Request
Copy every line of the listing below word for word, leaving the pictures out of your answer.

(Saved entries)
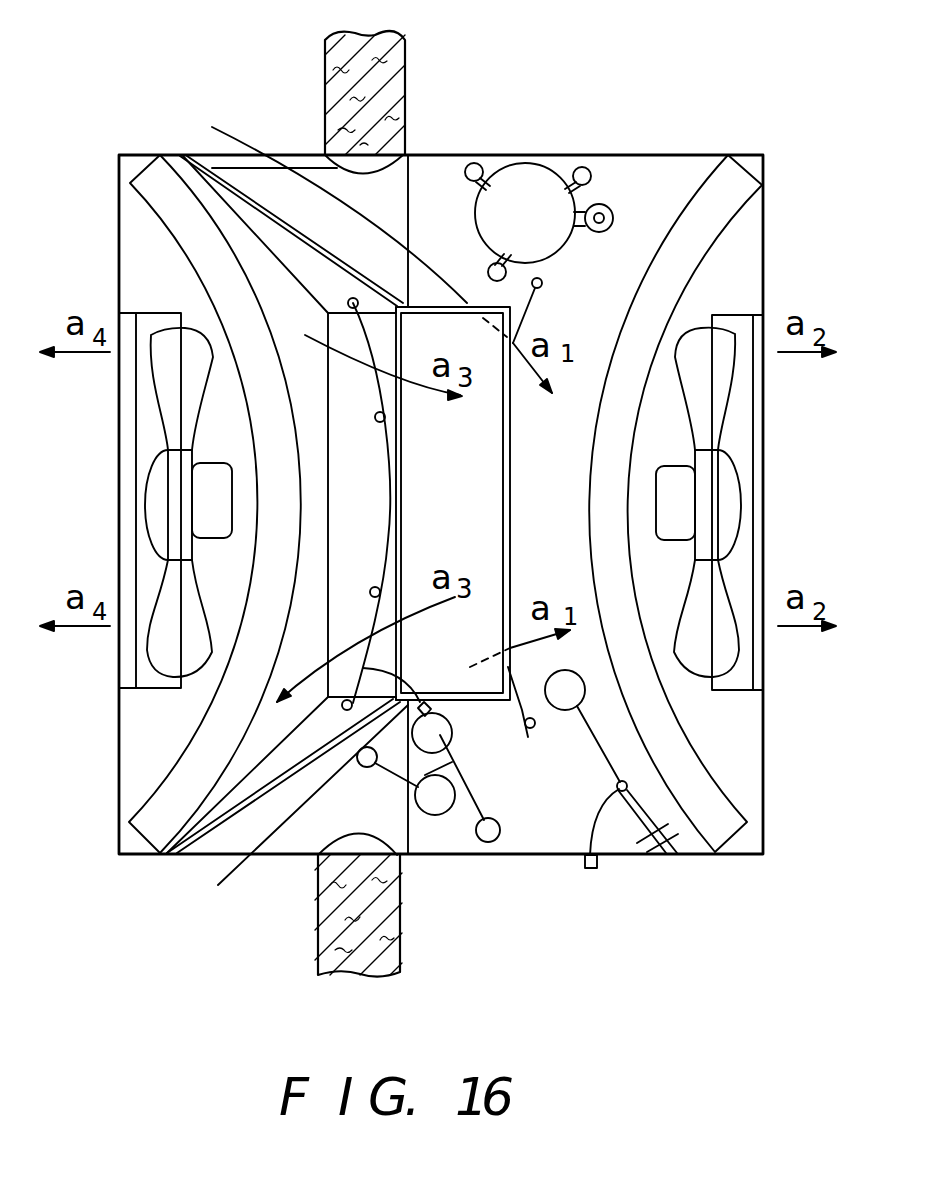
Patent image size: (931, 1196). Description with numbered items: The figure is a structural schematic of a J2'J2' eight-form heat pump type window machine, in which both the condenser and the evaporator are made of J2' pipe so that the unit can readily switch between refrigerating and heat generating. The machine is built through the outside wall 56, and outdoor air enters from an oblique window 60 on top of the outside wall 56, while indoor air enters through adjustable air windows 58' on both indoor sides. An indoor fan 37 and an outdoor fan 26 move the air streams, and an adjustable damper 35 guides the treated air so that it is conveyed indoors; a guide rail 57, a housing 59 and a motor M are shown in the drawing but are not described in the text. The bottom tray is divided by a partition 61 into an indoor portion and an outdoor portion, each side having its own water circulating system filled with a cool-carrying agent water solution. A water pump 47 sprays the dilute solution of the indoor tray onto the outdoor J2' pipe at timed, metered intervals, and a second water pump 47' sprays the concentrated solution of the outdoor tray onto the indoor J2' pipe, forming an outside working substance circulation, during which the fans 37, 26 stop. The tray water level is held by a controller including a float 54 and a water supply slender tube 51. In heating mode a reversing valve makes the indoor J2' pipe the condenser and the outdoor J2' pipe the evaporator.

The outside wall 56 is at (338, 68).
The adjustable air windows 58' is at (250, 127).
The guide rails 57 is at (297, 233).
The motor M is at (513, 163).
The adjustable damper 35 is at (127, 325).
The indoor fan 37 is at (175, 372).
The right fan housing 59 is at (760, 325).
The outdoor fan 26 is at (712, 657).
The oblique window 60 is at (483, 678).
The float 54 is at (557, 711).
The water pump 47 is at (423, 798).
The water pump 47' is at (496, 815).
The partition 61 is at (408, 828).
The water supply slender tube 51 is at (598, 861).
The J2' pipe J2' is at (435, 504).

Response for this exercise
Patent image size: (931, 1196). Description with numbered items: The figure is a structural schematic of a J2'J2' eight-form heat pump type window machine, in which both the condenser and the evaporator are made of J2' pipe so that the unit can readily switch between refrigerating and heat generating. The machine is built through the outside wall 56, and outdoor air enters from an oblique window 60 on top of the outside wall 56, while indoor air enters through adjustable air windows 58' on both indoor sides. An indoor fan 37 and an outdoor fan 26 move the air streams, and an adjustable damper 35 guides the treated air so that it is conveyed indoors; a guide rail 57, a housing 59 and a motor M are shown in the drawing but are not described in the text. The bottom tray is divided by a partition 61 into an indoor portion and an outdoor portion, each side having its own water circulating system filled with a cool-carrying agent water solution. A water pump 47 sprays the dilute solution of the indoor tray onto the outdoor J2' pipe at timed, metered intervals, and a second water pump 47' sprays the concentrated solution of the outdoor tray onto the indoor J2' pipe, forming an outside working substance circulation, during which the fans 37, 26 stop. The tray water level is held by a controller including a float 54 and a water supply slender tube 51. In heating mode a reversing valve makes the indoor J2' pipe the condenser and the outdoor J2' pipe the evaporator.

The outside wall 56 is at (338, 68).
The adjustable air windows 58' is at (250, 127).
The guide rails 57 is at (297, 233).
The motor M is at (513, 163).
The adjustable damper 35 is at (127, 325).
The indoor fan 37 is at (175, 372).
The right fan housing 59 is at (760, 325).
The outdoor fan 26 is at (712, 657).
The oblique window 60 is at (483, 678).
The float 54 is at (557, 711).
The water pump 47 is at (423, 798).
The water pump 47' is at (496, 815).
The partition 61 is at (408, 828).
The water supply slender tube 51 is at (598, 861).
The J2' pipe J2' is at (435, 504).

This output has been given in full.